**Exercise data:**

++++++++++

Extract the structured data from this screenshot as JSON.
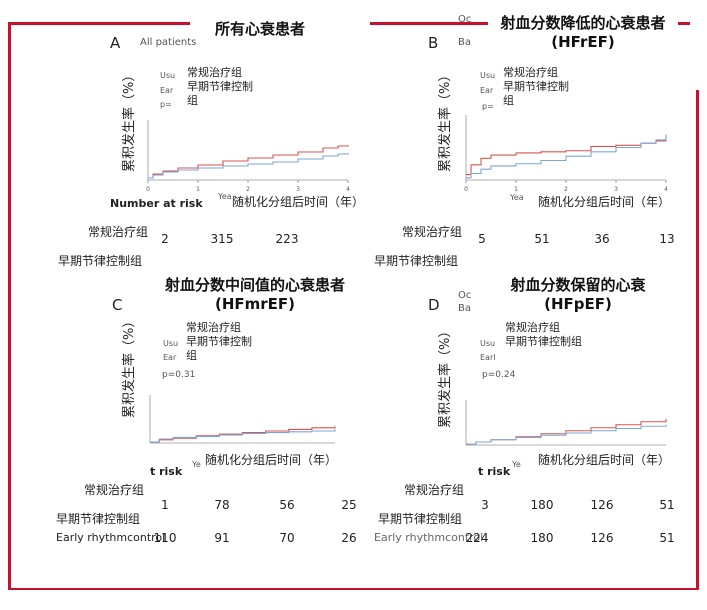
{
  "chart_data": [
    {
      "type": "line",
      "panel_letter": "A",
      "title": "所有心衰患者",
      "subtitle_fragment": "All patients",
      "ylabel": "累积发生率（%）",
      "xlabel": "随机化分组后时间（年）",
      "xlabel_fragment": "Yea",
      "p_label": "p=",
      "legend": [
        {
          "fragment": "Usu",
          "label": "常规治疗组",
          "color": "#d9534f"
        },
        {
          "fragment": "Ear",
          "label": "早期节律控制组",
          "color": "#7ba7d6"
        }
      ],
      "xlim": [
        0,
        4
      ],
      "ylim": [
        0,
        60
      ],
      "x_ticks": [
        "0",
        "1",
        "2",
        "3",
        "4"
      ],
      "series": [
        {
          "name": "常规治疗组",
          "color": "#d9534f",
          "x": [
            0,
            0.1,
            0.3,
            0.6,
            1,
            1.5,
            2,
            2.5,
            3,
            3.5,
            3.8,
            4
          ],
          "y": [
            2,
            6,
            9,
            12,
            15,
            19,
            22,
            25,
            28,
            32,
            34,
            35
          ]
        },
        {
          "name": "早期节律控制组",
          "color": "#7ba7d6",
          "x": [
            0,
            0.1,
            0.3,
            0.6,
            1,
            1.5,
            2,
            2.5,
            3,
            3.5,
            3.8,
            4
          ],
          "y": [
            2,
            5,
            8,
            10,
            12,
            14,
            16,
            18,
            21,
            24,
            26,
            27
          ]
        }
      ],
      "risk": {
        "header": "Number at risk",
        "rows": [
          {
            "label": "常规治疗组",
            "values": [
              "2",
              "315",
              "223"
            ]
          },
          {
            "label": "早期节律控制组",
            "values": [
              "",
              "316",
              "226"
            ]
          }
        ]
      }
    },
    {
      "type": "line",
      "panel_letter": "B",
      "title": "射血分数降低的心衰患者\n(HFrEF)",
      "subtitle_fragment": "Ba",
      "header_fragment": "Oc",
      "ylabel": "累积发生率（%）",
      "xlabel": "随机化分组后时间（年）",
      "xlabel_fragment": "Yea",
      "p_label": "p=",
      "legend": [
        {
          "fragment": "Usu",
          "label": "常规治疗组",
          "color": "#d9534f"
        },
        {
          "fragment": "Ear",
          "label": "早期节律控制组",
          "color": "#7ba7d6"
        }
      ],
      "xlim": [
        0,
        4
      ],
      "ylim": [
        0,
        60
      ],
      "x_ticks": [
        "0",
        "1",
        "2",
        "3",
        "4"
      ],
      "series": [
        {
          "name": "常规治疗组",
          "color": "#d9534f",
          "x": [
            0,
            0.1,
            0.3,
            0.5,
            1,
            1.5,
            2,
            2.5,
            3,
            3.5,
            3.8,
            4
          ],
          "y": [
            5,
            14,
            20,
            23,
            25,
            26,
            27,
            31,
            32,
            34,
            36,
            42
          ]
        },
        {
          "name": "早期节律控制组",
          "color": "#7ba7d6",
          "x": [
            0,
            0.1,
            0.3,
            0.5,
            1,
            1.5,
            2,
            2.5,
            3,
            3.5,
            3.8,
            4
          ],
          "y": [
            2,
            6,
            10,
            13,
            15,
            18,
            22,
            26,
            30,
            34,
            37,
            42
          ]
        }
      ],
      "risk": {
        "header": "",
        "rows": [
          {
            "label": "常规治疗组",
            "values": [
              "5",
              "51",
              "36",
              "13"
            ]
          },
          {
            "label": "早期节律控制组",
            "values": [
              "",
              "",
              "",
              ""
            ]
          }
        ]
      }
    },
    {
      "type": "line",
      "panel_letter": "C",
      "title": "射血分数中间值的心衰患者\n(HFmrEF)",
      "ylabel": "累积发生率（%）",
      "xlabel": "随机化分组后时间（年）",
      "xlabel_fragment": "Ye",
      "p_label": "p=0.31",
      "legend": [
        {
          "fragment": "Usu",
          "label": "常规治疗组",
          "color": "#d9534f"
        },
        {
          "fragment": "Ear",
          "label": "早期节律控制组",
          "color": "#7ba7d6"
        }
      ],
      "xlim": [
        0,
        4
      ],
      "ylim": [
        0,
        60
      ],
      "x_ticks": [],
      "series": [
        {
          "name": "常规治疗组",
          "color": "#d9534f",
          "x": [
            0,
            0.2,
            0.5,
            1,
            1.5,
            2,
            2.5,
            3,
            3.5,
            4
          ],
          "y": [
            1,
            4,
            6,
            9,
            11,
            13,
            15,
            17,
            19,
            21
          ]
        },
        {
          "name": "早期节律控制组",
          "color": "#7ba7d6",
          "x": [
            0,
            0.2,
            0.5,
            1,
            1.5,
            2,
            2.5,
            3,
            3.5,
            4
          ],
          "y": [
            1,
            5,
            7,
            8,
            10,
            12,
            13,
            14,
            15,
            17
          ]
        }
      ],
      "risk": {
        "header": "t risk",
        "rows": [
          {
            "label": "常规治疗组",
            "values": [
              "1",
              "78",
              "56",
              "25"
            ]
          },
          {
            "label": "早期节律控制组",
            "values": [
              "",
              "",
              "",
              ""
            ]
          },
          {
            "label": "Early rhythmcontrol",
            "values": [
              "110",
              "91",
              "70",
              "26"
            ]
          }
        ]
      }
    },
    {
      "type": "line",
      "panel_letter": "D",
      "title": "射血分数保留的心衰\n(HFpEF)",
      "header_fragment": "Oc",
      "subtitle_fragment": "Ba",
      "ylabel": "累积发生率（%）",
      "xlabel": "随机化分组后时间（年）",
      "xlabel_fragment": "Ye",
      "p_label": "p=0.24",
      "legend": [
        {
          "fragment": "Usu",
          "label": "常规治疗组",
          "color": "#d9534f"
        },
        {
          "fragment": "Earl",
          "label": "早期节律控制组",
          "color": "#7ba7d6"
        }
      ],
      "xlim": [
        0,
        4
      ],
      "ylim": [
        0,
        60
      ],
      "x_ticks": [],
      "series": [
        {
          "name": "常规治疗组",
          "color": "#d9534f",
          "x": [
            0,
            0.2,
            0.5,
            1,
            1.5,
            2,
            2.5,
            3,
            3.5,
            4
          ],
          "y": [
            1,
            4,
            7,
            11,
            15,
            19,
            23,
            27,
            31,
            35
          ]
        },
        {
          "name": "早期节律控制组",
          "color": "#7ba7d6",
          "x": [
            0,
            0.2,
            0.5,
            1,
            1.5,
            2,
            2.5,
            3,
            3.5,
            4
          ],
          "y": [
            1,
            4,
            7,
            10,
            13,
            16,
            19,
            22,
            25,
            27
          ]
        }
      ],
      "risk": {
        "header": "t risk",
        "rows": [
          {
            "label": "常规治疗组",
            "values": [
              "3",
              "180",
              "126",
              "51"
            ]
          },
          {
            "label": "早期节律控制组",
            "values": [
              "",
              "",
              "",
              ""
            ]
          },
          {
            "label": "Early rhythmcontrol",
            "values": [
              "224",
              "180",
              "126",
              "51"
            ]
          }
        ]
      }
    }
  ]
}
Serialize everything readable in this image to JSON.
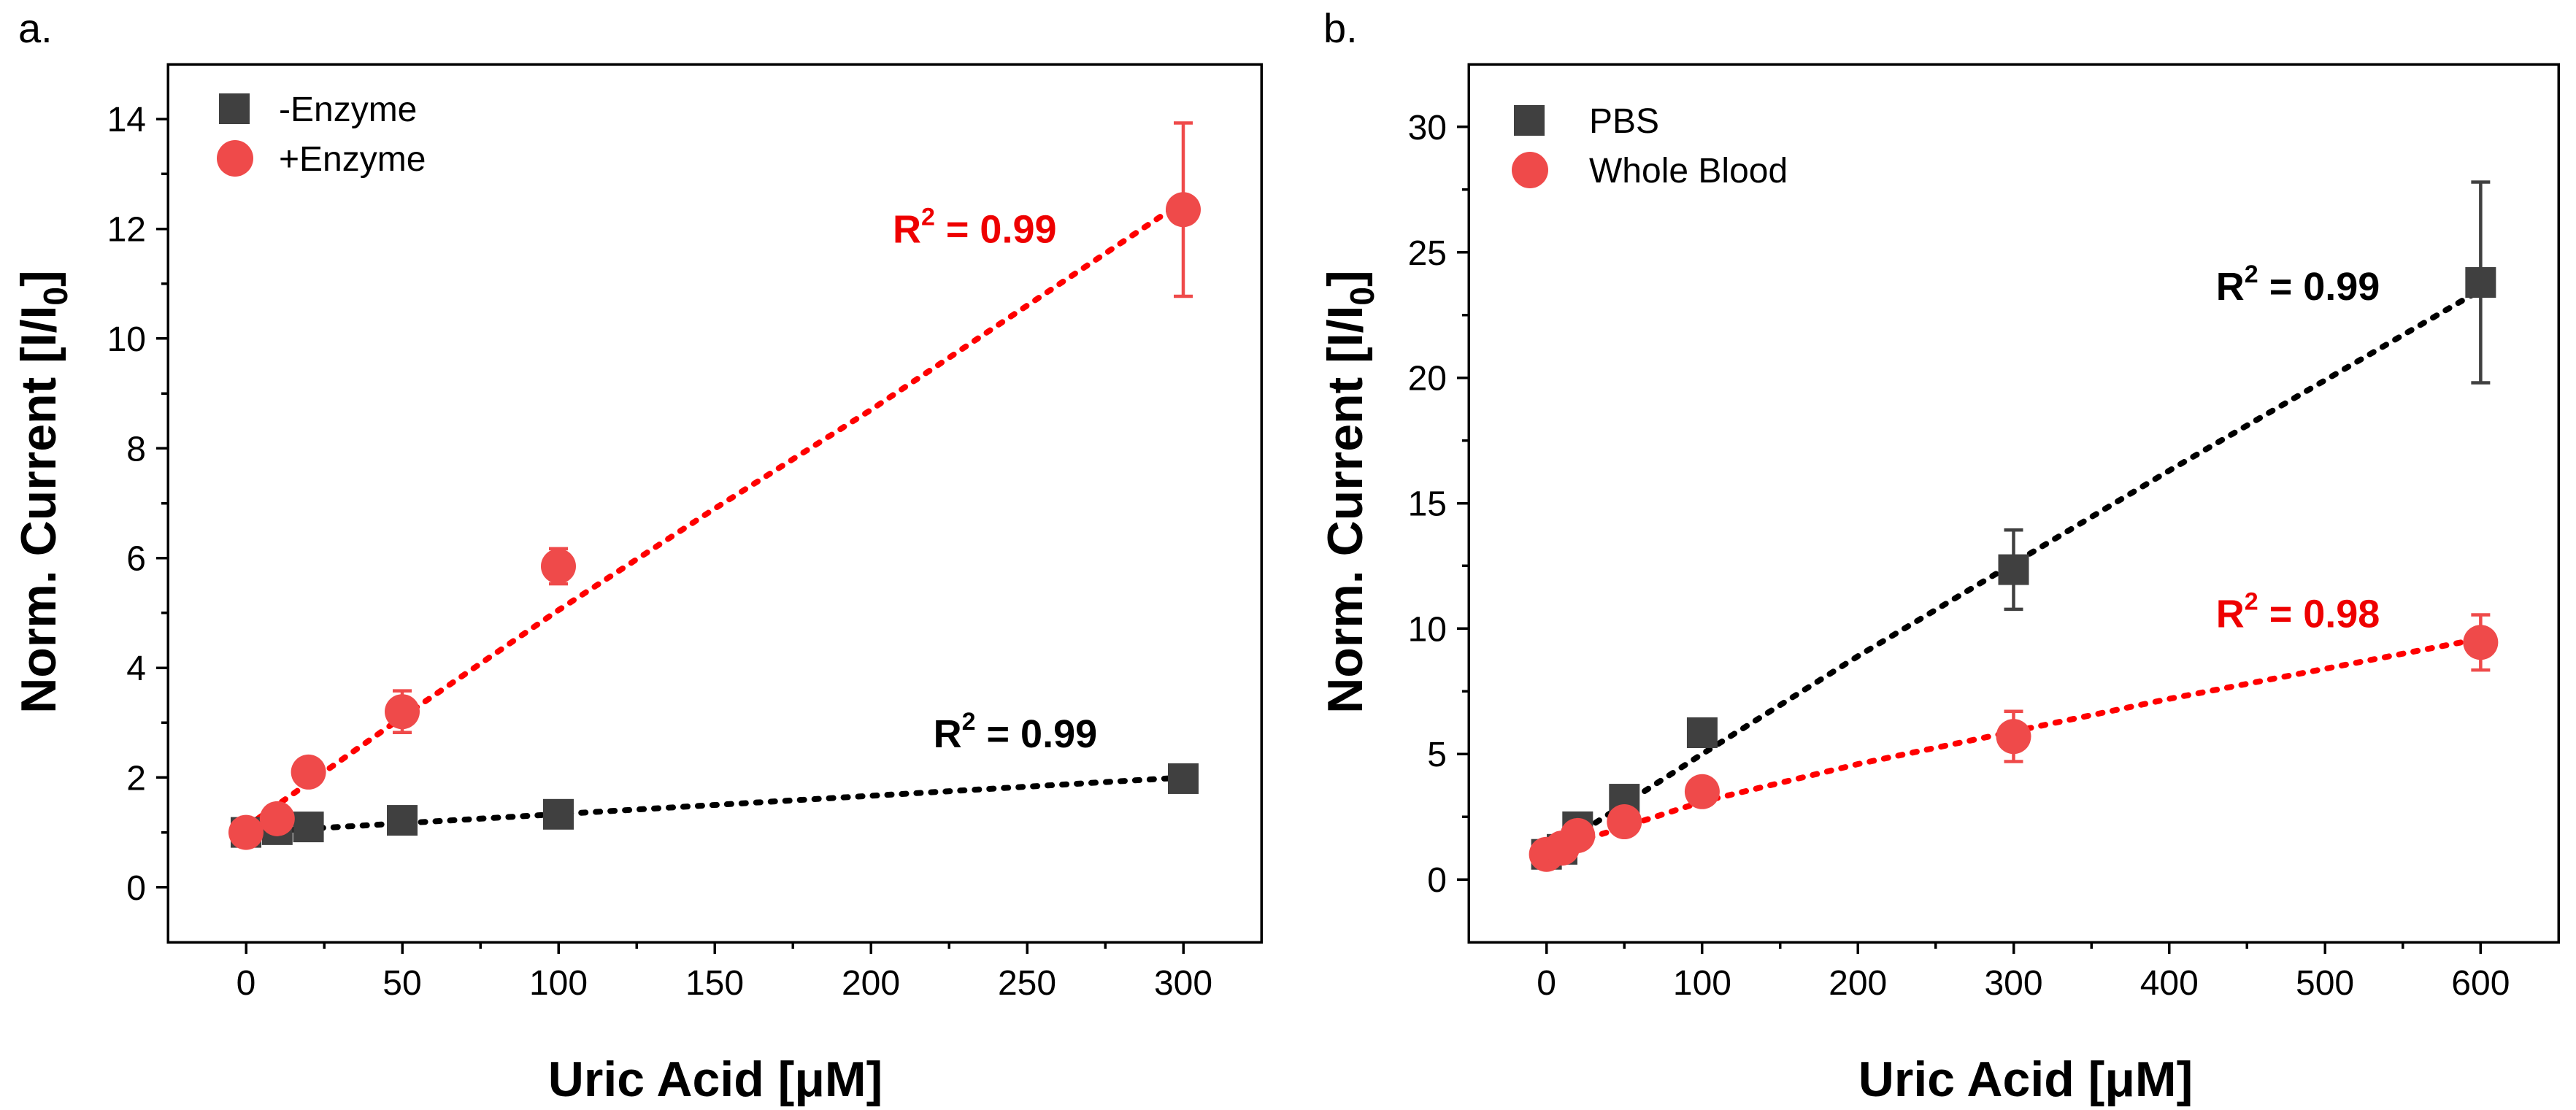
{
  "figure": {
    "colors": {
      "series_dark": "#404040",
      "series_red": "#ef4a4a",
      "fit_dark": "#000000",
      "fit_red": "#ff0000",
      "r2_dark": "#000000",
      "r2_red": "#ee0000"
    }
  },
  "chart_data": [
    {
      "panel_label": "a.",
      "type": "scatter",
      "xlabel": "Uric Acid [μM]",
      "ylabel": "Norm. Current [I/I",
      "ylabel_subscript": "0",
      "ylabel_suffix": "]",
      "xlim": [
        -25,
        325
      ],
      "ylim": [
        -1,
        15
      ],
      "x_ticks": [
        0,
        50,
        100,
        150,
        200,
        250,
        300
      ],
      "x_tick_labels": [
        "0",
        "50",
        "100",
        "150",
        "200",
        "250",
        "300"
      ],
      "y_ticks": [
        0,
        2,
        4,
        6,
        8,
        10,
        12,
        14
      ],
      "y_tick_labels": [
        "0",
        "2",
        "4",
        "6",
        "8",
        "10",
        "12",
        "14"
      ],
      "legend_position": "top-left",
      "series": [
        {
          "name": "-Enzyme",
          "marker": "square",
          "color_key": "series_dark",
          "fit_color_key": "fit_dark",
          "points": [
            {
              "x": 0,
              "y": 1.0,
              "err": 0.06
            },
            {
              "x": 10,
              "y": 1.05,
              "err": 0.08
            },
            {
              "x": 20,
              "y": 1.1,
              "err": 0.08
            },
            {
              "x": 50,
              "y": 1.22,
              "err": 0.1
            },
            {
              "x": 100,
              "y": 1.33,
              "err": 0.12
            },
            {
              "x": 300,
              "y": 1.98,
              "err": 0.15
            }
          ],
          "fit": [
            [
              0,
              1.0
            ],
            [
              300,
              2.0
            ]
          ],
          "r2_base": "R",
          "r2_sup": "2",
          "r2_rest": " = 0.99",
          "r2_at": [
            220,
            2.55
          ]
        },
        {
          "name": "+Enzyme",
          "marker": "circle",
          "color_key": "series_red",
          "fit_color_key": "fit_red",
          "points": [
            {
              "x": 0,
              "y": 1.0,
              "err": 0.1
            },
            {
              "x": 10,
              "y": 1.25,
              "err": 0.18
            },
            {
              "x": 20,
              "y": 2.1,
              "err": 0.22
            },
            {
              "x": 50,
              "y": 3.2,
              "err": 0.38
            },
            {
              "x": 100,
              "y": 5.85,
              "err": 0.32
            },
            {
              "x": 300,
              "y": 12.35,
              "err": 1.58
            }
          ],
          "fit": [
            [
              0,
              1.1
            ],
            [
              50,
              3.1
            ],
            [
              100,
              5.05
            ],
            [
              150,
              6.9
            ],
            [
              200,
              8.7
            ],
            [
              250,
              10.6
            ],
            [
              300,
              12.5
            ]
          ],
          "r2_base": "R",
          "r2_sup": "2",
          "r2_rest": " = 0.99",
          "r2_at": [
            207,
            11.75
          ]
        }
      ]
    },
    {
      "panel_label": "b.",
      "type": "scatter",
      "xlabel": "Uric Acid [μM]",
      "ylabel": "Norm. Current [I/I",
      "ylabel_subscript": "0",
      "ylabel_suffix": "]",
      "xlim": [
        -50,
        650
      ],
      "ylim": [
        -2.5,
        32.5
      ],
      "x_ticks": [
        0,
        100,
        200,
        300,
        400,
        500,
        600
      ],
      "x_tick_labels": [
        "0",
        "100",
        "200",
        "300",
        "400",
        "500",
        "600"
      ],
      "y_ticks": [
        0,
        5,
        10,
        15,
        20,
        25,
        30
      ],
      "y_tick_labels": [
        "0",
        "5",
        "10",
        "15",
        "20",
        "25",
        "30"
      ],
      "legend_position": "top-left",
      "series": [
        {
          "name": "PBS",
          "marker": "square",
          "color_key": "series_dark",
          "fit_color_key": "fit_dark",
          "points": [
            {
              "x": 0,
              "y": 1.0,
              "err": 0.15
            },
            {
              "x": 10,
              "y": 1.2,
              "err": 0.2
            },
            {
              "x": 20,
              "y": 2.1,
              "err": 0.4
            },
            {
              "x": 50,
              "y": 3.2,
              "err": 0.5
            },
            {
              "x": 100,
              "y": 5.85,
              "err": 0.4
            },
            {
              "x": 300,
              "y": 12.35,
              "err": 1.58
            },
            {
              "x": 600,
              "y": 23.8,
              "err": 4.0
            }
          ],
          "fit": [
            [
              0,
              1.0
            ],
            [
              100,
              5.0
            ],
            [
              200,
              8.9
            ],
            [
              300,
              12.6
            ],
            [
              400,
              16.3
            ],
            [
              500,
              19.9
            ],
            [
              600,
              23.5
            ]
          ],
          "r2_base": "R",
          "r2_sup": "2",
          "r2_rest": " = 0.99",
          "r2_at": [
            430,
            23.1
          ]
        },
        {
          "name": "Whole Blood",
          "marker": "circle",
          "color_key": "series_red",
          "fit_color_key": "fit_red",
          "points": [
            {
              "x": 0,
              "y": 1.0,
              "err": 0.3
            },
            {
              "x": 10,
              "y": 1.25,
              "err": 0.3
            },
            {
              "x": 20,
              "y": 1.75,
              "err": 0.3
            },
            {
              "x": 50,
              "y": 2.3,
              "err": 0.4
            },
            {
              "x": 100,
              "y": 3.5,
              "err": 0.5
            },
            {
              "x": 300,
              "y": 5.7,
              "err": 1.0
            },
            {
              "x": 600,
              "y": 9.45,
              "err": 1.1
            }
          ],
          "fit": [
            [
              0,
              1.1
            ],
            [
              100,
              3.1
            ],
            [
              200,
              4.6
            ],
            [
              300,
              5.9
            ],
            [
              400,
              7.2
            ],
            [
              500,
              8.4
            ],
            [
              600,
              9.6
            ]
          ],
          "r2_base": "R",
          "r2_sup": "2",
          "r2_rest": " = 0.98",
          "r2_at": [
            430,
            10.05
          ]
        }
      ]
    }
  ]
}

++++++++++

Count every line in the preceding entries where the string "JSON" appears, then state only the total.

**Result of the task:** 2